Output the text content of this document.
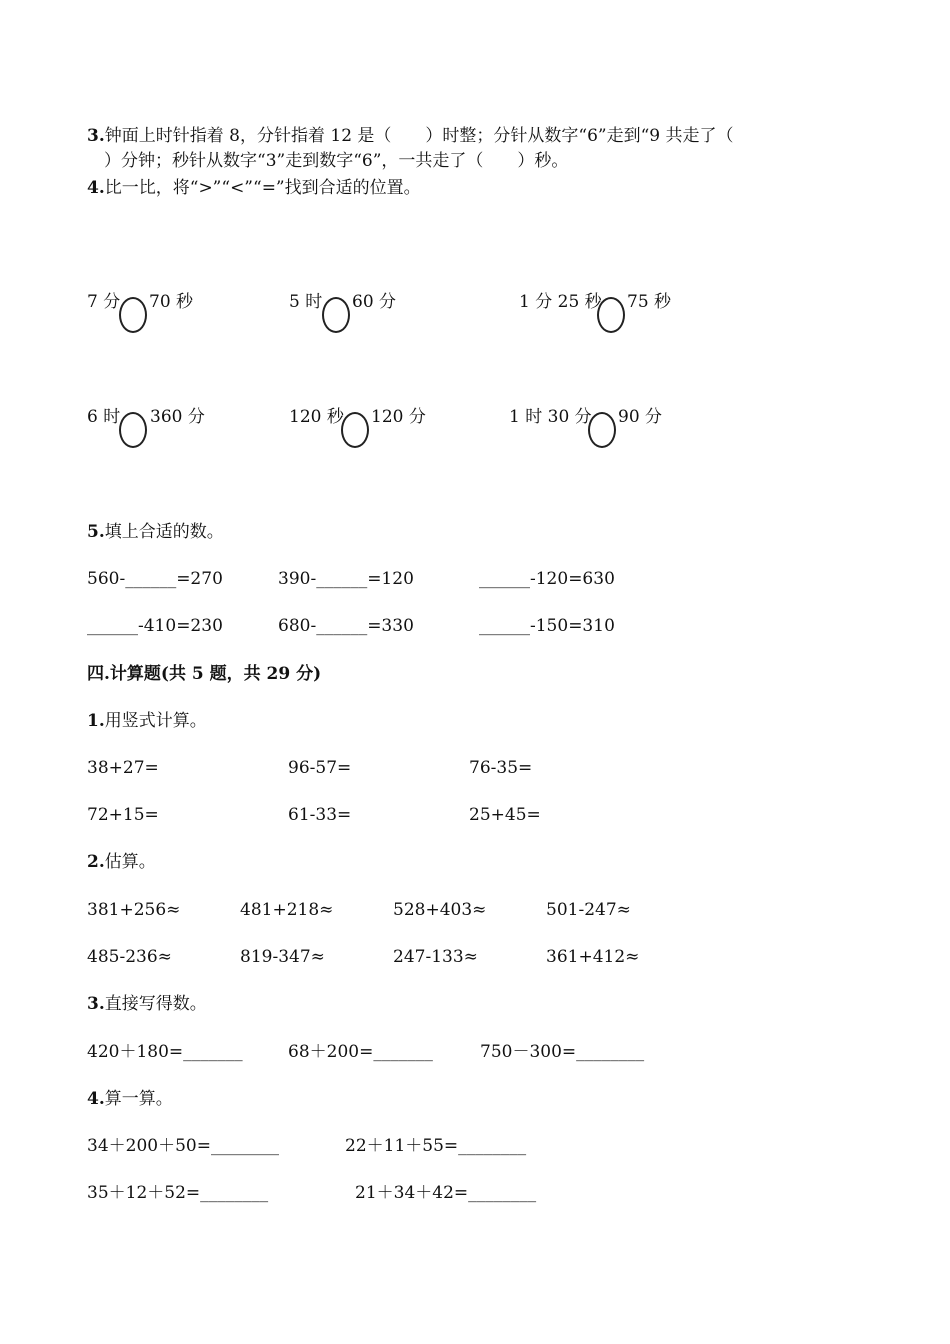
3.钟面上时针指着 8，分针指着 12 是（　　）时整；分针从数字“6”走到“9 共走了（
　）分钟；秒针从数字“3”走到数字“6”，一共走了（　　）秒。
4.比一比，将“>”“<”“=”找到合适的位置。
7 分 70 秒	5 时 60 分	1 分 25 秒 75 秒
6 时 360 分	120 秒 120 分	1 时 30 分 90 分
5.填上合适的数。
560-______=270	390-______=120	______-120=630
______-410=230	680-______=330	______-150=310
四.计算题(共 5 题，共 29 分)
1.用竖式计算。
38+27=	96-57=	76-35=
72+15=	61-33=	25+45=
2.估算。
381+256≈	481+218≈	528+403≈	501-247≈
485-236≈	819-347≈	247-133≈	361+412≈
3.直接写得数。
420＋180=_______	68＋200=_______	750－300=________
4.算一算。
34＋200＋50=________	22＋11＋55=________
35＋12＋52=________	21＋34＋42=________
- - - - -
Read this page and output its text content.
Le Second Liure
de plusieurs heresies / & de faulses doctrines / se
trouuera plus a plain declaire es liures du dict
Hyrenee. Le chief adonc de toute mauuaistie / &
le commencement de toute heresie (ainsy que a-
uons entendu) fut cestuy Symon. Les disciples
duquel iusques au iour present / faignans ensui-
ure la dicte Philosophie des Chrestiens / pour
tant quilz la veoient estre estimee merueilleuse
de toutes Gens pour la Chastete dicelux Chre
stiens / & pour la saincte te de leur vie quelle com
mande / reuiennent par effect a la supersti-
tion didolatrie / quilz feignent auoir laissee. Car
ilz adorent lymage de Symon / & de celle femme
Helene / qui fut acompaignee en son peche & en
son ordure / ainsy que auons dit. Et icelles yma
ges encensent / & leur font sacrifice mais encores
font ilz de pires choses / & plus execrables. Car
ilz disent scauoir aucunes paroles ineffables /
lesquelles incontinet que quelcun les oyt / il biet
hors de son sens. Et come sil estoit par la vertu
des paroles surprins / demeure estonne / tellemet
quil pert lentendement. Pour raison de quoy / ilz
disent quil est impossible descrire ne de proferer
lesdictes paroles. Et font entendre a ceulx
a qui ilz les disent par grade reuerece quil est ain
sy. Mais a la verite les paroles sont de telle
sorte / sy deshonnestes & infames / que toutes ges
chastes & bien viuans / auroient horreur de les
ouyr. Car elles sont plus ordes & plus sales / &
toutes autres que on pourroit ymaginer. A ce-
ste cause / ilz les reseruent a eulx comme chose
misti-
- - - - -
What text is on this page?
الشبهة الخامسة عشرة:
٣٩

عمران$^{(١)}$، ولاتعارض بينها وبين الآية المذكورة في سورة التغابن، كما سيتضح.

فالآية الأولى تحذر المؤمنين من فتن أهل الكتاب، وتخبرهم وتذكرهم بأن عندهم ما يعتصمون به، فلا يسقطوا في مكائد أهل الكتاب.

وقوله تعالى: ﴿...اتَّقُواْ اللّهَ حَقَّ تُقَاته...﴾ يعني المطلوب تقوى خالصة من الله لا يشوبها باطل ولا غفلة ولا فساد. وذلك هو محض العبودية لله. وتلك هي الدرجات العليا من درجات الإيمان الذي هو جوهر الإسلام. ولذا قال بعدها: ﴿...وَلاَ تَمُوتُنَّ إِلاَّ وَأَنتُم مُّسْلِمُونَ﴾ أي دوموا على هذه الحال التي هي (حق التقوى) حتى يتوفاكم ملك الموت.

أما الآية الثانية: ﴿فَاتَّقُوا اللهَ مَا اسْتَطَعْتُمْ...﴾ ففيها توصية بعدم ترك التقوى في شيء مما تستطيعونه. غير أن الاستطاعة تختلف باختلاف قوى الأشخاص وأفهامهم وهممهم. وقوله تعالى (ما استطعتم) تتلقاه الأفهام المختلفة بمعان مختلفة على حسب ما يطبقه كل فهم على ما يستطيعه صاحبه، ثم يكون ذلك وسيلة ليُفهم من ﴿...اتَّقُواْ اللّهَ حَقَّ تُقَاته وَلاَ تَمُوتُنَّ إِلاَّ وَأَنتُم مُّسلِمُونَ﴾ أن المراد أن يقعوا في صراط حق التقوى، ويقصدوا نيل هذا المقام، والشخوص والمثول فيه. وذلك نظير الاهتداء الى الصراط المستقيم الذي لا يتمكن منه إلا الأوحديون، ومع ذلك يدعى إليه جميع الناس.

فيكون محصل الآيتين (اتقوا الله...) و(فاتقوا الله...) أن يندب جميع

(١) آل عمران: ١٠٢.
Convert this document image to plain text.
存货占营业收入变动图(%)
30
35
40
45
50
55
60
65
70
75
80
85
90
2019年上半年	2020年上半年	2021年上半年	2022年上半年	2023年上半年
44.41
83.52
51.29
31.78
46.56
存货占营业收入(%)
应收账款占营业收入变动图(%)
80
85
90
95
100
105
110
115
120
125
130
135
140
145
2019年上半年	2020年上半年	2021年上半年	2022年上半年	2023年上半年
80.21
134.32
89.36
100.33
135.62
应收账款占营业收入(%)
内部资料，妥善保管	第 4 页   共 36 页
- - - - -
__DO THIS__.
Pick out each line in the material containing "التقوى".

__REPLY__.
وقوله تعالى: ﴿...اتَّقُواْ اللّهَ حَقَّ تُقَاته...﴾ يعني المطلوب تقوى خالصة من الله لا يشوبها باطل ولا غفلة ولا فساد. وذلك هو محض العبودية لله. وتلك هي الدرجات العليا من درجات الإيمان الذي هو جوهر الإسلام. ولذا قال بعدها: ﴿...وَلاَ تَمُوتُنَّ إِلاَّ وَأَنتُم مُّسْلِمُونَ﴾ أي دوموا على هذه الحال التي هي (حق التقوى) حتى يتوفاكم ملك الموت.
أما الآية الثانية: ﴿فَاتَّقُوا اللهَ مَا اسْتَطَعْتُمْ...﴾ ففيها توصية بعدم ترك التقوى في شيء مما تستطيعونه. غير أن الاستطاعة تختلف باختلاف قوى الأشخاص وأفهامهم وهممهم. وقوله تعالى (ما استطعتم) تتلقاه الأفهام المختلفة بمعان مختلفة على حسب ما يطبقه كل فهم على ما يستطيعه صاحبه، ثم يكون ذلك وسيلة ليُفهم من ﴿...اتَّقُواْ اللّهَ حَقَّ تُقَاته وَلاَ تَمُوتُنَّ إِلاَّ وَأَنتُم مُّسلِمُونَ﴾ أن المراد أن يقعوا في صراط حق التقوى، ويقصدوا نيل هذا المقام، والشخوص والمثول فيه. وذلك نظير الاهتداء الى الصراط المستقيم الذي لا يتمكن منه إلا الأوحديون، ومع ذلك يدعى إليه جميع الناس.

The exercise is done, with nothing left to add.